═══ EXERCISE DATA
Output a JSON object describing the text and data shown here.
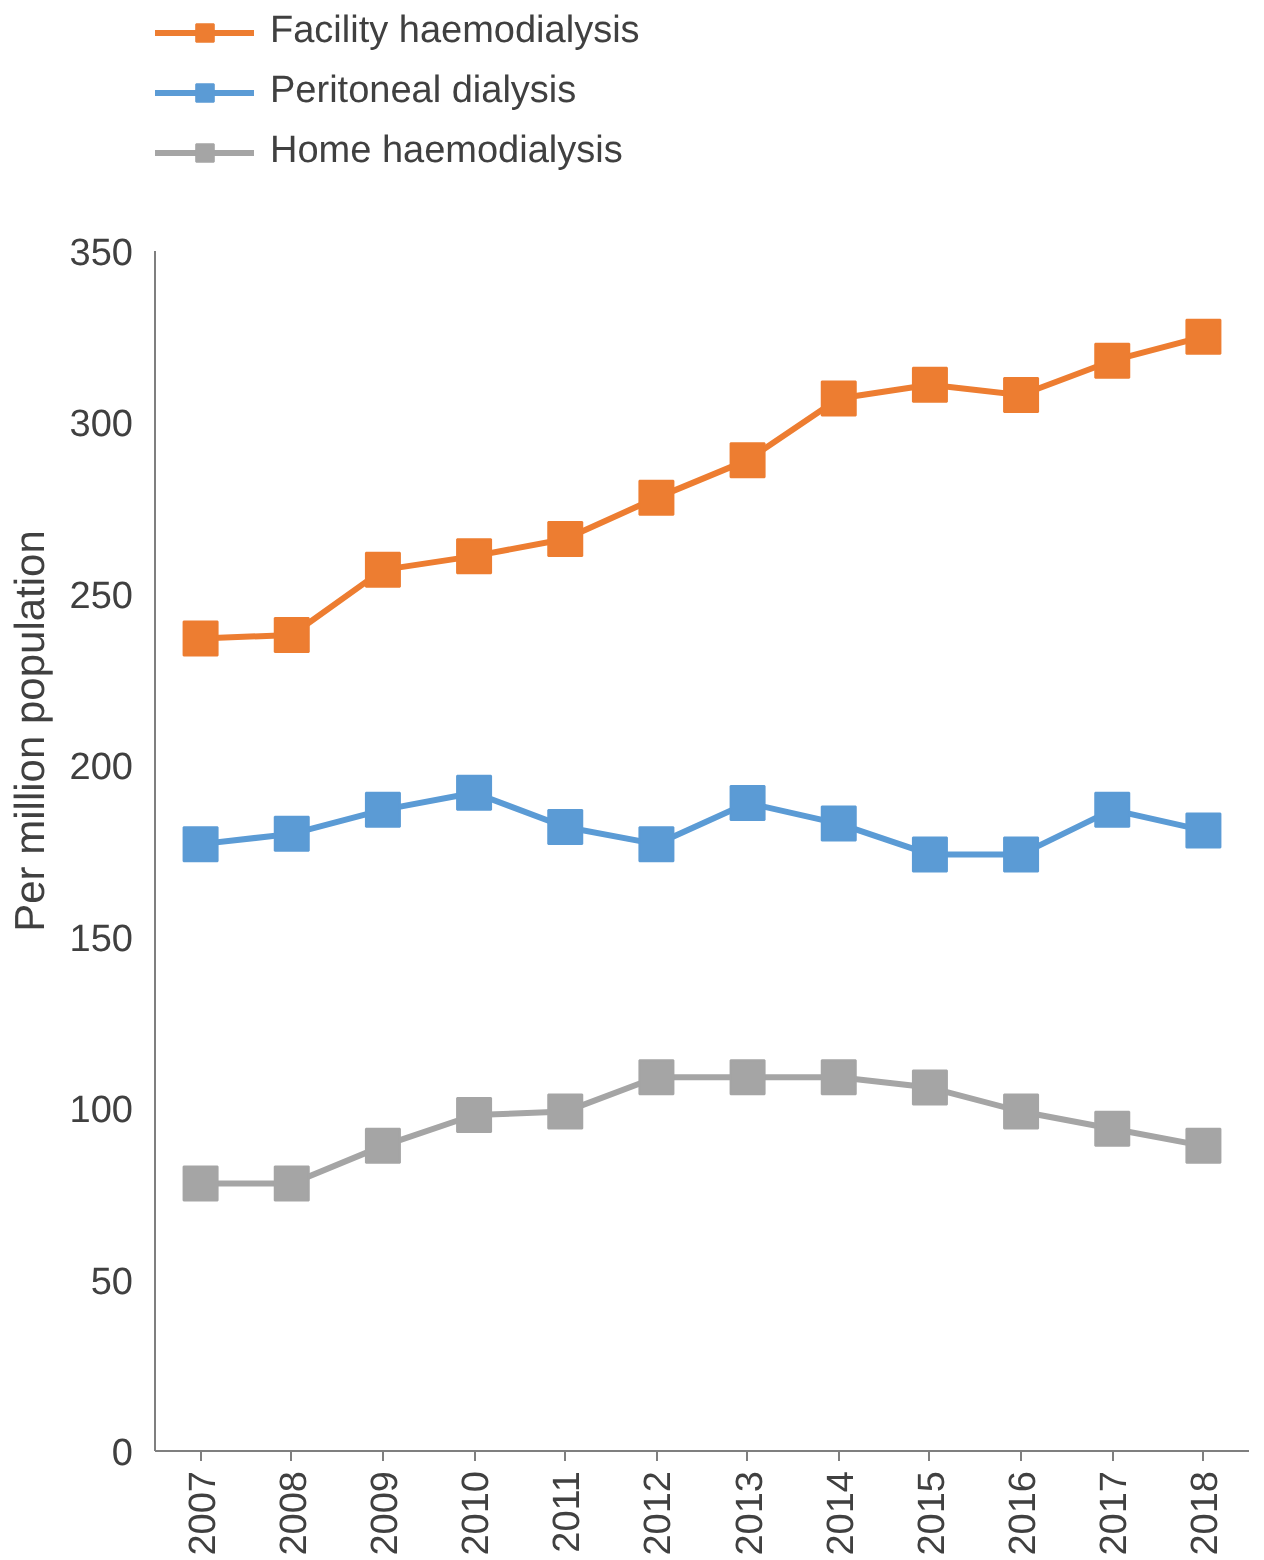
{
  "chart_data": {
    "type": "line",
    "ylabel": "Per million population",
    "categories": [
      "2007",
      "2008",
      "2009",
      "2010",
      "2011",
      "2012",
      "2013",
      "2014",
      "2015",
      "2016",
      "2017",
      "2018"
    ],
    "series": [
      {
        "name": "Facility haemodialysis",
        "color": "#ed7d31",
        "values": [
          237,
          238,
          257,
          261,
          266,
          278,
          289,
          307,
          311,
          308,
          318,
          325
        ]
      },
      {
        "name": "Peritoneal dialysis",
        "color": "#5b9bd5",
        "values": [
          177,
          180,
          187,
          192,
          182,
          177,
          189,
          183,
          174,
          174,
          187,
          181
        ]
      },
      {
        "name": "Home haemodialysis",
        "color": "#a5a5a5",
        "values": [
          78,
          78,
          89,
          98,
          99,
          109,
          109,
          109,
          106,
          99,
          94,
          89
        ]
      }
    ],
    "ylim": [
      0,
      350
    ],
    "yticks": [
      0,
      50,
      100,
      150,
      200,
      250,
      300,
      350
    ],
    "grid": false,
    "legend": "top",
    "marker": "square",
    "line_style": "solid"
  }
}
══════
◆ DIRECTIVE: Show each line of the listing that holds the string "name".

◆ THE RESULT:
        "name": "Facility haemodialysis",
        "name": "Peritoneal dialysis",
        "name": "Home haemodialysis",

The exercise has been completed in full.